### TASK TO CARRY OUT
Transcribe every entry word for word, leaving out all images.

### RECORDS FOR THE EXERCISE
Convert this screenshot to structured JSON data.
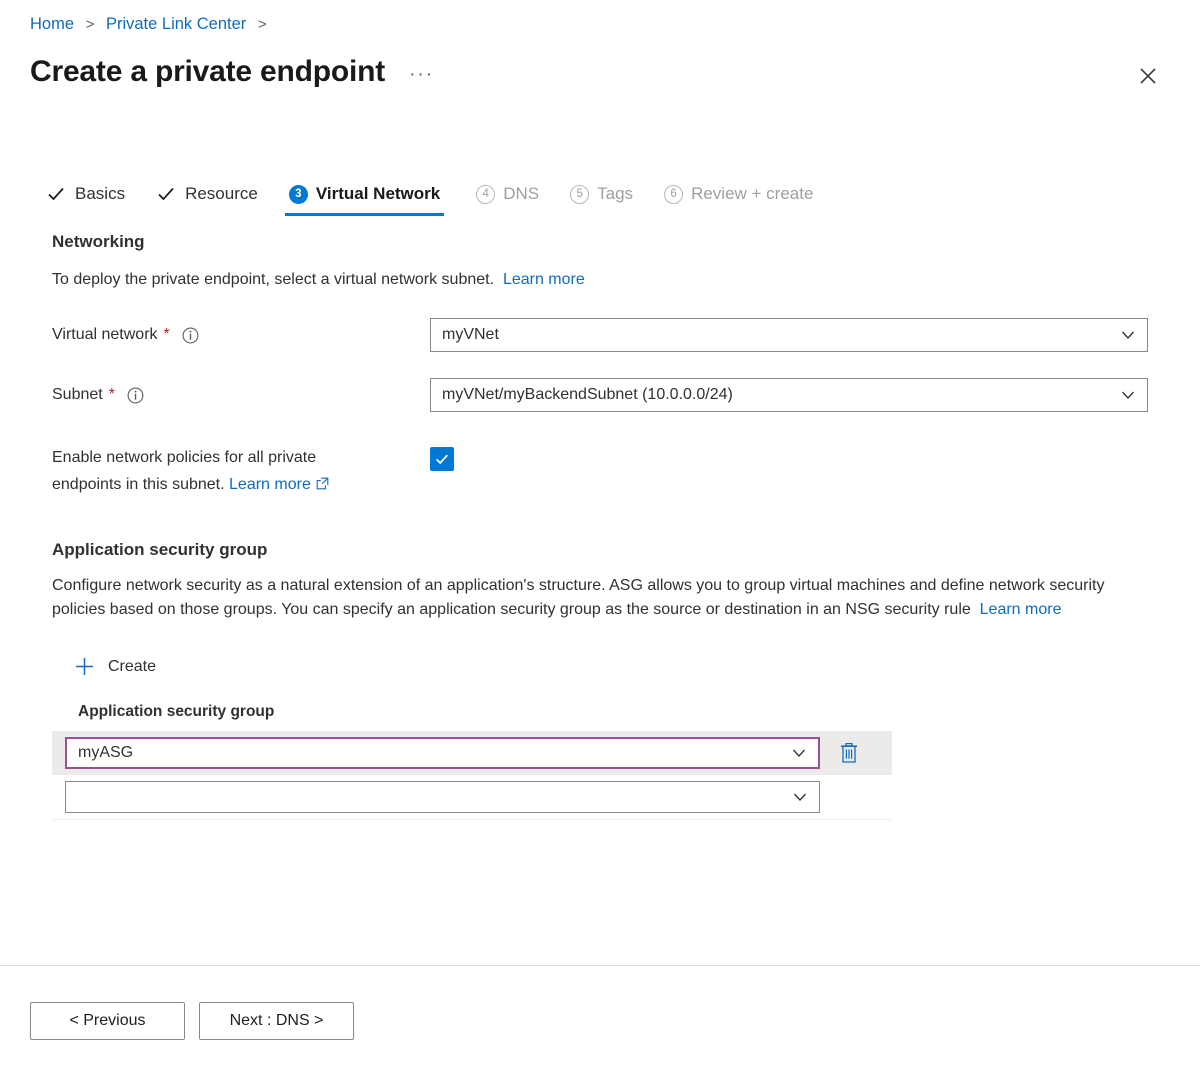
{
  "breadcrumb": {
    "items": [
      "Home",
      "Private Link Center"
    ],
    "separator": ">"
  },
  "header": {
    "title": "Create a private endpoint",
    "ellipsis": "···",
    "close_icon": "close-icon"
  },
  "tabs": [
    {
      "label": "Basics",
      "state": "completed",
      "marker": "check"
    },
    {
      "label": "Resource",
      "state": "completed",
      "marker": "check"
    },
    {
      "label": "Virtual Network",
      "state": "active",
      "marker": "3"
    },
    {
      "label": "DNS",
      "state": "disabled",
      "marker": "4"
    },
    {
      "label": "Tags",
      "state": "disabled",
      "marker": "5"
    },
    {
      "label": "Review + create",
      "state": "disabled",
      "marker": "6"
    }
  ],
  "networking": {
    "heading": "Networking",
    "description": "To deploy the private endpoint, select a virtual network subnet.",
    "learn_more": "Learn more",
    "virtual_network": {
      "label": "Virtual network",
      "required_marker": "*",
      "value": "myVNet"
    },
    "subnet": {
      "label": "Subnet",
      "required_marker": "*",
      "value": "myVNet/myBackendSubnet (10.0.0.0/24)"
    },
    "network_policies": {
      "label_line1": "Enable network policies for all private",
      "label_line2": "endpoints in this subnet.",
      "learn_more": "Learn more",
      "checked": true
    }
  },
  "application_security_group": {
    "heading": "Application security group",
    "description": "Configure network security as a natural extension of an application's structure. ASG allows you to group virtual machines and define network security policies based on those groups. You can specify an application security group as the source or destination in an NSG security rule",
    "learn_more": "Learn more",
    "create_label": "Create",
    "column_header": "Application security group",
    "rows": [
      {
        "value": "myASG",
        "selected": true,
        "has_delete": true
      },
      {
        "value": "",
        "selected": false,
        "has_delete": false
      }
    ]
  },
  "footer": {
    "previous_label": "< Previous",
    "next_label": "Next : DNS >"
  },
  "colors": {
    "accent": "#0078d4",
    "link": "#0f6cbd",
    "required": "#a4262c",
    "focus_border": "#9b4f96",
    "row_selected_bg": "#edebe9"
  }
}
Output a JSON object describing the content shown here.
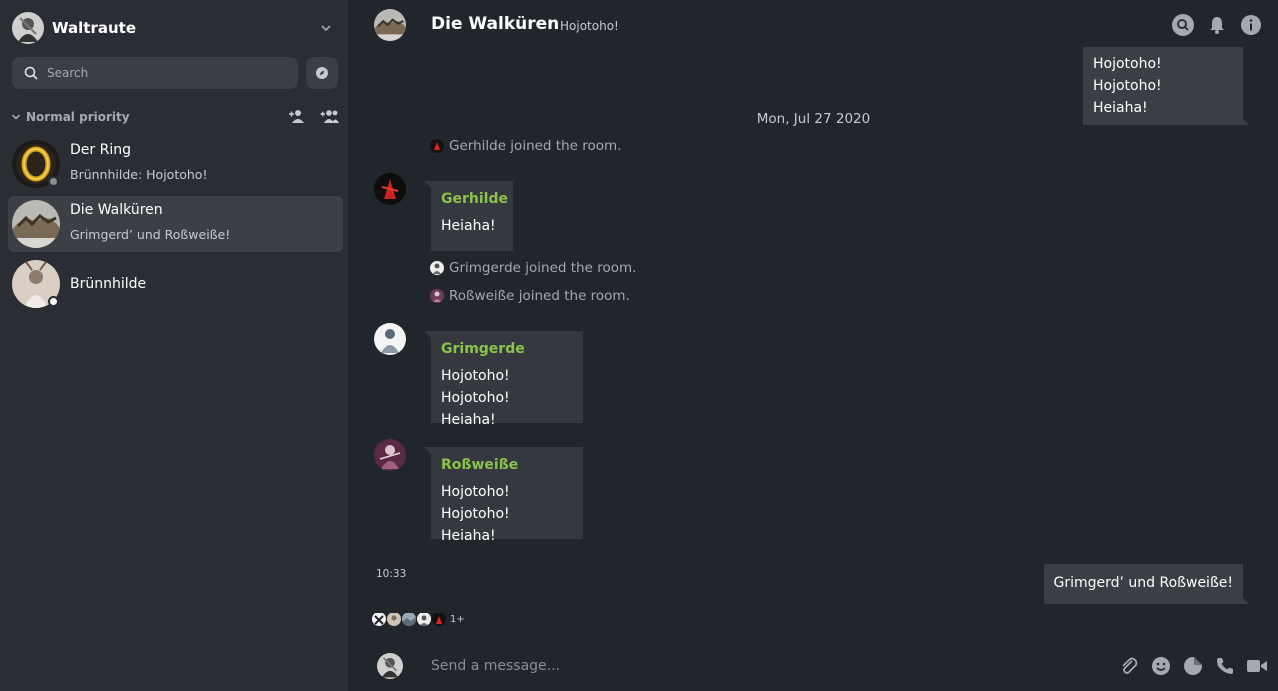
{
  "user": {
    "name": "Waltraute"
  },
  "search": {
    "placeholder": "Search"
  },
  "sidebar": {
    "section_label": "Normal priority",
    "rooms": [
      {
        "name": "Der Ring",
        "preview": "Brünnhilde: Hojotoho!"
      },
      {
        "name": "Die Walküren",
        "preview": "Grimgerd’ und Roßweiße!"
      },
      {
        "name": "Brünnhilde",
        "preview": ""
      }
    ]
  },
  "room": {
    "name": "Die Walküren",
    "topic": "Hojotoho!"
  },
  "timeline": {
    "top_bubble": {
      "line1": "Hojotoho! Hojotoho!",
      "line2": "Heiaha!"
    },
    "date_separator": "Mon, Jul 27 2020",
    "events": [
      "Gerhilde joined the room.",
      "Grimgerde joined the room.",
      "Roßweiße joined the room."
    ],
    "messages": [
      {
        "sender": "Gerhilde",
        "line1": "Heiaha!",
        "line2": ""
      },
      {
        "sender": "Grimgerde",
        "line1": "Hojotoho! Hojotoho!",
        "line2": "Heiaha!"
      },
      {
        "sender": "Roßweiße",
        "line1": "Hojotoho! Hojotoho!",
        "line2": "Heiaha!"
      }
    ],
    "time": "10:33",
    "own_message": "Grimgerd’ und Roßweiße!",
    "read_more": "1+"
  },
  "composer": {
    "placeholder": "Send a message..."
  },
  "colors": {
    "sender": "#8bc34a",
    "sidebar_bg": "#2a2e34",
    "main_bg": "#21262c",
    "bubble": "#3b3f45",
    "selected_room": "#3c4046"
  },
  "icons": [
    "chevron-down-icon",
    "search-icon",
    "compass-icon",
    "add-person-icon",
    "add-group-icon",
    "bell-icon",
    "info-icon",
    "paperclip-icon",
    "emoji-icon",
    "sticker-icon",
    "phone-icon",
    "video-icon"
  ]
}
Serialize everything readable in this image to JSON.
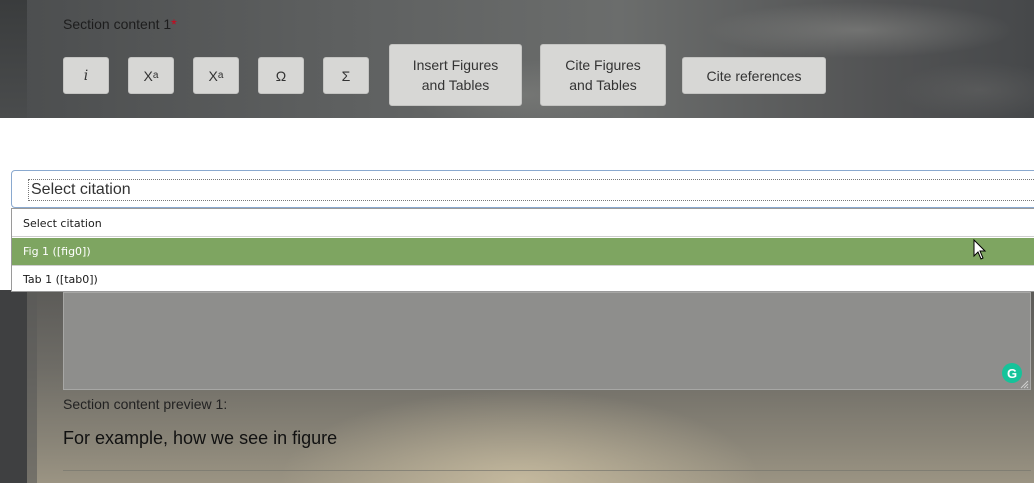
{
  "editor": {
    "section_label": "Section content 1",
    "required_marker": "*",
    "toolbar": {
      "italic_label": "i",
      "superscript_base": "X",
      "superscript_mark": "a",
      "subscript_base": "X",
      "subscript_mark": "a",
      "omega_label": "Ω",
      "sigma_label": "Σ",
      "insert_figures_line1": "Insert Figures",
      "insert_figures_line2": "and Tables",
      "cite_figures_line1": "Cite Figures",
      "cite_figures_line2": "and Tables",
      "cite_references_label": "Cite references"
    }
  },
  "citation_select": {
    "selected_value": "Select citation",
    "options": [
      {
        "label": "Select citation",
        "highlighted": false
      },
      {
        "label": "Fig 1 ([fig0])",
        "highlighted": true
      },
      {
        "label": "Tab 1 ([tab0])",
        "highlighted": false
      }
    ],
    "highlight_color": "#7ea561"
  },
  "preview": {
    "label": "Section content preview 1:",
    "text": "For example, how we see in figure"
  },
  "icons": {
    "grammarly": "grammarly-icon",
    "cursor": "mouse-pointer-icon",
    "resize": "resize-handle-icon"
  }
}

### COMPLETE OUTPUT
Convert this screenshot to structured JSON data.
{
  "breadcrumb": {
    "items": [
      "Home",
      "Private Link Center"
    ],
    "separator": ">"
  },
  "header": {
    "title": "Create a private endpoint",
    "ellipsis": "···",
    "close_icon": "close-icon"
  },
  "tabs": [
    {
      "label": "Basics",
      "state": "completed",
      "marker": "check"
    },
    {
      "label": "Resource",
      "state": "completed",
      "marker": "check"
    },
    {
      "label": "Virtual Network",
      "state": "active",
      "marker": "3"
    },
    {
      "label": "DNS",
      "state": "disabled",
      "marker": "4"
    },
    {
      "label": "Tags",
      "state": "disabled",
      "marker": "5"
    },
    {
      "label": "Review + create",
      "state": "disabled",
      "marker": "6"
    }
  ],
  "networking": {
    "heading": "Networking",
    "description": "To deploy the private endpoint, select a virtual network subnet.",
    "learn_more": "Learn more",
    "virtual_network": {
      "label": "Virtual network",
      "required_marker": "*",
      "value": "myVNet"
    },
    "subnet": {
      "label": "Subnet",
      "required_marker": "*",
      "value": "myVNet/myBackendSubnet (10.0.0.0/24)"
    },
    "network_policies": {
      "label_line1": "Enable network policies for all private",
      "label_line2": "endpoints in this subnet.",
      "learn_more": "Learn more",
      "checked": true
    }
  },
  "application_security_group": {
    "heading": "Application security group",
    "description": "Configure network security as a natural extension of an application's structure. ASG allows you to group virtual machines and define network security policies based on those groups. You can specify an application security group as the source or destination in an NSG security rule",
    "learn_more": "Learn more",
    "create_label": "Create",
    "column_header": "Application security group",
    "rows": [
      {
        "value": "myASG",
        "selected": true,
        "has_delete": true
      },
      {
        "value": "",
        "selected": false,
        "has_delete": false
      }
    ]
  },
  "footer": {
    "previous_label": "< Previous",
    "next_label": "Next : DNS >"
  },
  "colors": {
    "accent": "#0078d4",
    "link": "#0f6cbd",
    "required": "#a4262c",
    "focus_border": "#9b4f96",
    "row_selected_bg": "#edebe9"
  }
}
Output a JSON object describing the content shown here.
{
  "user": {
    "name": "Waltraute"
  },
  "search": {
    "placeholder": "Search"
  },
  "sidebar": {
    "section_label": "Normal priority",
    "rooms": [
      {
        "name": "Der Ring",
        "preview": "Brünnhilde: Hojotoho!"
      },
      {
        "name": "Die Walküren",
        "preview": "Grimgerd’ und Roßweiße!"
      },
      {
        "name": "Brünnhilde",
        "preview": ""
      }
    ]
  },
  "room": {
    "name": "Die Walküren",
    "topic": "Hojotoho!"
  },
  "timeline": {
    "top_bubble": {
      "line1": "Hojotoho! Hojotoho!",
      "line2": "Heiaha!"
    },
    "date_separator": "Mon, Jul 27 2020",
    "events": [
      "Gerhilde joined the room.",
      "Grimgerde joined the room.",
      "Roßweiße joined the room."
    ],
    "messages": [
      {
        "sender": "Gerhilde",
        "line1": "Heiaha!",
        "line2": ""
      },
      {
        "sender": "Grimgerde",
        "line1": "Hojotoho! Hojotoho!",
        "line2": "Heiaha!"
      },
      {
        "sender": "Roßweiße",
        "line1": "Hojotoho! Hojotoho!",
        "line2": "Heiaha!"
      }
    ],
    "time": "10:33",
    "own_message": "Grimgerd’ und Roßweiße!",
    "read_more": "1+"
  },
  "composer": {
    "placeholder": "Send a message..."
  },
  "colors": {
    "sender": "#8bc34a",
    "sidebar_bg": "#2a2e34",
    "main_bg": "#21262c",
    "bubble": "#3b3f45",
    "selected_room": "#3c4046"
  },
  "icons": [
    "chevron-down-icon",
    "search-icon",
    "compass-icon",
    "add-person-icon",
    "add-group-icon",
    "bell-icon",
    "info-icon",
    "paperclip-icon",
    "emoji-icon",
    "sticker-icon",
    "phone-icon",
    "video-icon"
  ]
}
Serialize everything readable in this image to JSON.
{
  "editor": {
    "section_label": "Section content 1",
    "required_marker": "*",
    "toolbar": {
      "italic_label": "i",
      "superscript_base": "X",
      "superscript_mark": "a",
      "subscript_base": "X",
      "subscript_mark": "a",
      "omega_label": "Ω",
      "sigma_label": "Σ",
      "insert_figures_line1": "Insert Figures",
      "insert_figures_line2": "and Tables",
      "cite_figures_line1": "Cite Figures",
      "cite_figures_line2": "and Tables",
      "cite_references_label": "Cite references"
    }
  },
  "citation_select": {
    "selected_value": "Select citation",
    "options": [
      {
        "label": "Select citation",
        "highlighted": false
      },
      {
        "label": "Fig 1 ([fig0])",
        "highlighted": true
      },
      {
        "label": "Tab 1 ([tab0])",
        "highlighted": false
      }
    ],
    "highlight_color": "#7ea561"
  },
  "preview": {
    "label": "Section content preview 1:",
    "text": "For example, how we see in figure"
  },
  "icons": {
    "grammarly": "grammarly-icon",
    "cursor": "mouse-pointer-icon",
    "resize": "resize-handle-icon"
  }
}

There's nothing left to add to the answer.